What is needed » Omit every picture and write out the rest of the records exactly.

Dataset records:
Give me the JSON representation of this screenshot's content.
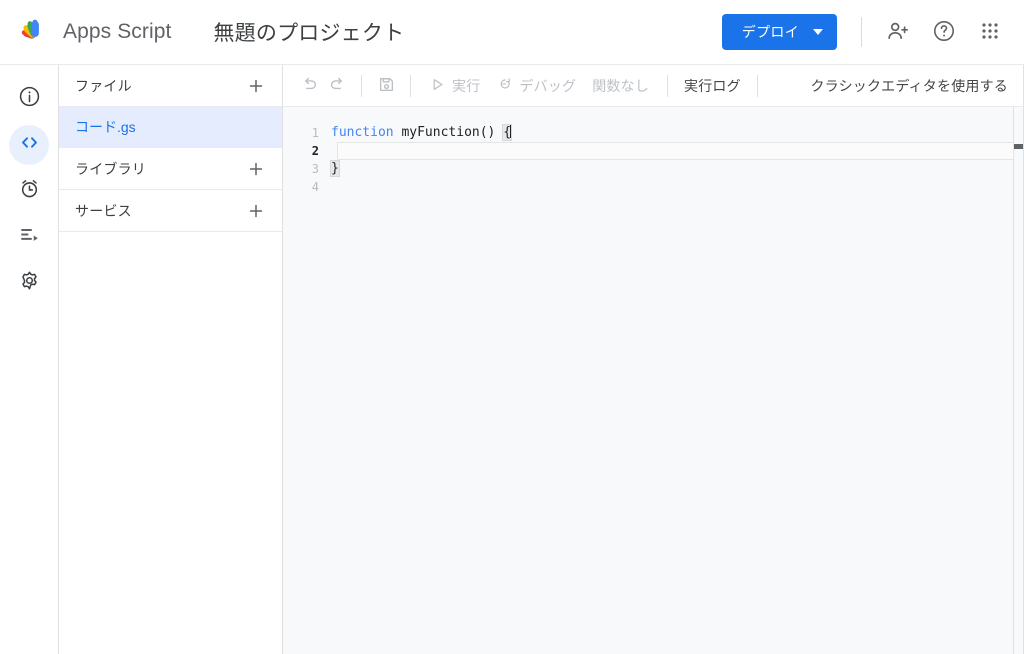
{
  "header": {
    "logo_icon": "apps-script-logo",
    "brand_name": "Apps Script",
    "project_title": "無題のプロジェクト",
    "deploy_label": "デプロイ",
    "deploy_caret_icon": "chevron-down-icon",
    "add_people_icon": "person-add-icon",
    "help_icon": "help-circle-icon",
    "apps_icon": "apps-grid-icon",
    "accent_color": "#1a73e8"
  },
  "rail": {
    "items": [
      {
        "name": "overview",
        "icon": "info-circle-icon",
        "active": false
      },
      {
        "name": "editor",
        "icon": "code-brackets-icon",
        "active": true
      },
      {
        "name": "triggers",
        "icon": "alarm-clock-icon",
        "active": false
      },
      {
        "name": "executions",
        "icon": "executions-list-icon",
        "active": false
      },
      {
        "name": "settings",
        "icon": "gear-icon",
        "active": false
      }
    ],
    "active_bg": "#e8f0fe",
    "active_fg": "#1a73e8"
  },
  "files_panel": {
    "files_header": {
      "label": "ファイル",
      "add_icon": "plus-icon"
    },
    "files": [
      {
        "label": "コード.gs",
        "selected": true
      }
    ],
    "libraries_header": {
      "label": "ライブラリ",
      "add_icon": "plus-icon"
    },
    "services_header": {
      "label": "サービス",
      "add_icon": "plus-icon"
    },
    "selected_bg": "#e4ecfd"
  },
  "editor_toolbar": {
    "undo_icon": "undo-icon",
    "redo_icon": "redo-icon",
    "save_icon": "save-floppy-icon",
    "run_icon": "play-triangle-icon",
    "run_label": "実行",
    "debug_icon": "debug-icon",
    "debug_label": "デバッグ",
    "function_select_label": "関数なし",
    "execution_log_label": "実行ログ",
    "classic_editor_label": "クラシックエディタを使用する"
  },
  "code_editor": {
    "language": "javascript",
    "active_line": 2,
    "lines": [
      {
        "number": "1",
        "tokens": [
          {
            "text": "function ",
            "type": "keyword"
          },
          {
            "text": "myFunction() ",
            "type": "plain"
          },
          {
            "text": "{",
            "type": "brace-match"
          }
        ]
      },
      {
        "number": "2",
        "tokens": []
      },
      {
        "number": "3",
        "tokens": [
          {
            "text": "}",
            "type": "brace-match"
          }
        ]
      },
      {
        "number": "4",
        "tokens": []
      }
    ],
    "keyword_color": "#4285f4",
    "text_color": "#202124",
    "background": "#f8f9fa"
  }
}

Written response »
Give me the JSON representation of this screenshot's content.
{
  "header": {
    "logo_icon": "apps-script-logo",
    "brand_name": "Apps Script",
    "project_title": "無題のプロジェクト",
    "deploy_label": "デプロイ",
    "deploy_caret_icon": "chevron-down-icon",
    "add_people_icon": "person-add-icon",
    "help_icon": "help-circle-icon",
    "apps_icon": "apps-grid-icon",
    "accent_color": "#1a73e8"
  },
  "rail": {
    "items": [
      {
        "name": "overview",
        "icon": "info-circle-icon",
        "active": false
      },
      {
        "name": "editor",
        "icon": "code-brackets-icon",
        "active": true
      },
      {
        "name": "triggers",
        "icon": "alarm-clock-icon",
        "active": false
      },
      {
        "name": "executions",
        "icon": "executions-list-icon",
        "active": false
      },
      {
        "name": "settings",
        "icon": "gear-icon",
        "active": false
      }
    ],
    "active_bg": "#e8f0fe",
    "active_fg": "#1a73e8"
  },
  "files_panel": {
    "files_header": {
      "label": "ファイル",
      "add_icon": "plus-icon"
    },
    "files": [
      {
        "label": "コード.gs",
        "selected": true
      }
    ],
    "libraries_header": {
      "label": "ライブラリ",
      "add_icon": "plus-icon"
    },
    "services_header": {
      "label": "サービス",
      "add_icon": "plus-icon"
    },
    "selected_bg": "#e4ecfd"
  },
  "editor_toolbar": {
    "undo_icon": "undo-icon",
    "redo_icon": "redo-icon",
    "save_icon": "save-floppy-icon",
    "run_icon": "play-triangle-icon",
    "run_label": "実行",
    "debug_icon": "debug-icon",
    "debug_label": "デバッグ",
    "function_select_label": "関数なし",
    "execution_log_label": "実行ログ",
    "classic_editor_label": "クラシックエディタを使用する"
  },
  "code_editor": {
    "language": "javascript",
    "active_line": 2,
    "lines": [
      {
        "number": "1",
        "tokens": [
          {
            "text": "function ",
            "type": "keyword"
          },
          {
            "text": "myFunction() ",
            "type": "plain"
          },
          {
            "text": "{",
            "type": "brace-match"
          }
        ]
      },
      {
        "number": "2",
        "tokens": []
      },
      {
        "number": "3",
        "tokens": [
          {
            "text": "}",
            "type": "brace-match"
          }
        ]
      },
      {
        "number": "4",
        "tokens": []
      }
    ],
    "keyword_color": "#4285f4",
    "text_color": "#202124",
    "background": "#f8f9fa"
  }
}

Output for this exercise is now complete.